> **Exercise details**: Find each line with "title" and copy it.

## BEGIN

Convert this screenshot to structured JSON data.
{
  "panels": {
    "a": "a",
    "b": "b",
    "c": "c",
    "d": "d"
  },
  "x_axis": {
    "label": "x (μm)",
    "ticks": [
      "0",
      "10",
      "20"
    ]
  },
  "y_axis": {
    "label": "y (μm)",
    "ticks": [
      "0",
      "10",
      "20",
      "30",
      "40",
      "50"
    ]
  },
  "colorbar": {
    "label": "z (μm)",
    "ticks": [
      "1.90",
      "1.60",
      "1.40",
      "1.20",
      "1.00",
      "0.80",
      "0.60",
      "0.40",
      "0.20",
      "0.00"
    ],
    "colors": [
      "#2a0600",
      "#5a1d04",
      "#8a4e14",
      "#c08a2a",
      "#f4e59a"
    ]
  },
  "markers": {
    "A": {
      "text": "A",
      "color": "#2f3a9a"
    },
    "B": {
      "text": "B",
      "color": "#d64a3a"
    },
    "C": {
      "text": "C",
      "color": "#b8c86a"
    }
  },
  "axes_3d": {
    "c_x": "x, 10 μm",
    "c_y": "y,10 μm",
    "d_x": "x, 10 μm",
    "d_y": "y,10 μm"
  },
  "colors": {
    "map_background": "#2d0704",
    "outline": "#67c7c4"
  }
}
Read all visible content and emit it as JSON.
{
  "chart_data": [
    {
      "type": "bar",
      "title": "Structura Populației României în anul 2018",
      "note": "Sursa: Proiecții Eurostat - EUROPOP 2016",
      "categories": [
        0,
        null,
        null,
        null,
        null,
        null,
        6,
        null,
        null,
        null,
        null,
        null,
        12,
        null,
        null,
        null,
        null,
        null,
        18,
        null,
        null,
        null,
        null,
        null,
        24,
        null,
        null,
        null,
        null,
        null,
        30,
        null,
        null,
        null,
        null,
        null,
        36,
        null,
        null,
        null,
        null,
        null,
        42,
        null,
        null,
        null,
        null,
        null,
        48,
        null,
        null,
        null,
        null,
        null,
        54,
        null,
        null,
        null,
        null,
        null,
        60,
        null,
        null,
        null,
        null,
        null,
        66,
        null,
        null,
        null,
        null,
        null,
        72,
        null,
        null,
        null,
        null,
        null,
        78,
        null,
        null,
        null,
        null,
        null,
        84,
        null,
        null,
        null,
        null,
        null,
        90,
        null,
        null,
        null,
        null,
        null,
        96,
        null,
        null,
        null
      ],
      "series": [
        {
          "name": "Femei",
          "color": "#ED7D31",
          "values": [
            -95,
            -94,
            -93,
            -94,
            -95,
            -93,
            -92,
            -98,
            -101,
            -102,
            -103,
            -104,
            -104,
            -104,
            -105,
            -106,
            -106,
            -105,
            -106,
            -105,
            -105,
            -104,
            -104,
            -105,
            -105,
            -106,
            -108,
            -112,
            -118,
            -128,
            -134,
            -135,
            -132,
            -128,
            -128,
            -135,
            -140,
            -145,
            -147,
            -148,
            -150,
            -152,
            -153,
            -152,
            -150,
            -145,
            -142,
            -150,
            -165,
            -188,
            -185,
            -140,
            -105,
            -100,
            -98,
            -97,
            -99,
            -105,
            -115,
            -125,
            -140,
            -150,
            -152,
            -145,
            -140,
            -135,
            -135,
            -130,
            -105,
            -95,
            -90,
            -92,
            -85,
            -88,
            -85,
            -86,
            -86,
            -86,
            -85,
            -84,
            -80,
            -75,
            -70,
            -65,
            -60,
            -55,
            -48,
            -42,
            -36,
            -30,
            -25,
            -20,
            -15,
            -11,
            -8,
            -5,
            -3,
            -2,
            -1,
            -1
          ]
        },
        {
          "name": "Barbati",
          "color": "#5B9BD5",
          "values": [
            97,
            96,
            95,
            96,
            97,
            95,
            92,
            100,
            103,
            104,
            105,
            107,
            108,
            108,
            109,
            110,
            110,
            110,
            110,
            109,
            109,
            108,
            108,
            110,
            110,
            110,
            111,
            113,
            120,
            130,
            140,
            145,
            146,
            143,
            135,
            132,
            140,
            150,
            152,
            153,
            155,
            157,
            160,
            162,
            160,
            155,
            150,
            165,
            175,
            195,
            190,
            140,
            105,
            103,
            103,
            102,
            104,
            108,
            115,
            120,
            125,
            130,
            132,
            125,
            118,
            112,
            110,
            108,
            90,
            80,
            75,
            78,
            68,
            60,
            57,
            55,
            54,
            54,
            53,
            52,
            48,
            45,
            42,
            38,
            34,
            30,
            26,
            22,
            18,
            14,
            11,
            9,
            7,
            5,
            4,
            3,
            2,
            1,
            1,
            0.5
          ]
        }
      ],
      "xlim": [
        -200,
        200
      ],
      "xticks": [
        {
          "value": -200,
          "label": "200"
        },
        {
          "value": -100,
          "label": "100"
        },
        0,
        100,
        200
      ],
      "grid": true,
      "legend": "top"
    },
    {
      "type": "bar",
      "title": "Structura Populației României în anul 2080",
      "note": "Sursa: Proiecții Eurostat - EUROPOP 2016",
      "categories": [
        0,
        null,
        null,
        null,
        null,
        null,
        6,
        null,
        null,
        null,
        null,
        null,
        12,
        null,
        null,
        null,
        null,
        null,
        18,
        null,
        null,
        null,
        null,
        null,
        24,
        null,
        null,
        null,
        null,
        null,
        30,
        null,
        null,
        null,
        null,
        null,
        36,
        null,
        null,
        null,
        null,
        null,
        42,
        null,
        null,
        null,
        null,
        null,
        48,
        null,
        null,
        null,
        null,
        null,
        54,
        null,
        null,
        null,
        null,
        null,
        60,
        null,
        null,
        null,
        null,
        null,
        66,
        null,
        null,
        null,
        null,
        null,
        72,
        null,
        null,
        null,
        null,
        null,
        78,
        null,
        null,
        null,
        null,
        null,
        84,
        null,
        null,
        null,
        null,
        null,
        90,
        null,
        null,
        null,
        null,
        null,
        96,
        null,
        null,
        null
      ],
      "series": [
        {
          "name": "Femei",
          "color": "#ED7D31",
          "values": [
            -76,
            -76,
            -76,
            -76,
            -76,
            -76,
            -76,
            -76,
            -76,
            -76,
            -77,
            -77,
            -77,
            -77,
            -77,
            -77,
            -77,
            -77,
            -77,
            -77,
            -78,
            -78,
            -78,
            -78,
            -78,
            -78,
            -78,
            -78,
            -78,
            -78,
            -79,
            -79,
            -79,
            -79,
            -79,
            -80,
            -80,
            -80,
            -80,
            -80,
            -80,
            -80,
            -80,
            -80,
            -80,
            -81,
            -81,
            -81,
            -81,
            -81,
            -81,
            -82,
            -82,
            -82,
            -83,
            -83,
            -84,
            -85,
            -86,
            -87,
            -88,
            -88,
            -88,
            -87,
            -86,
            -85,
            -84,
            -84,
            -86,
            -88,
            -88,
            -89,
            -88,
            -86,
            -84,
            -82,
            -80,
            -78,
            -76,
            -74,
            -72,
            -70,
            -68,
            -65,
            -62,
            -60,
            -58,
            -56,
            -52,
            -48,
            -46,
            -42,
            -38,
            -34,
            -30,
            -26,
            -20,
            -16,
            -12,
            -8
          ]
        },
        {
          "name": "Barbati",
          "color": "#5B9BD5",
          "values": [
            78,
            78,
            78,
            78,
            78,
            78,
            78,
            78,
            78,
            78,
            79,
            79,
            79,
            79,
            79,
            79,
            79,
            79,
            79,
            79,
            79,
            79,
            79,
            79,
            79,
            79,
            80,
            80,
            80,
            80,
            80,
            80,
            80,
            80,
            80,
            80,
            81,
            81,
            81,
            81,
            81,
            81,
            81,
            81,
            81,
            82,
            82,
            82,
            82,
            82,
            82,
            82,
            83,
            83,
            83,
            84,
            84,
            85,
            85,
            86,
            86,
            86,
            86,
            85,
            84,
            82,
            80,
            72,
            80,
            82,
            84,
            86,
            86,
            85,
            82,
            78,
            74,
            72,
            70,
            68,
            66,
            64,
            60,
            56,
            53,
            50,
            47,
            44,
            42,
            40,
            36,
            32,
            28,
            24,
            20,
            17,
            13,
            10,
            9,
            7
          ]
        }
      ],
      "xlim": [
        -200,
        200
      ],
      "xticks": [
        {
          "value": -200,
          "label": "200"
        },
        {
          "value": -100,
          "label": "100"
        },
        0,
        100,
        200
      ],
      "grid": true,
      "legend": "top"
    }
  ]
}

## END

> **The answer**:
      "title": "Structura Populației României în anul 2018",
      "title": "Structura Populației României în anul 2080",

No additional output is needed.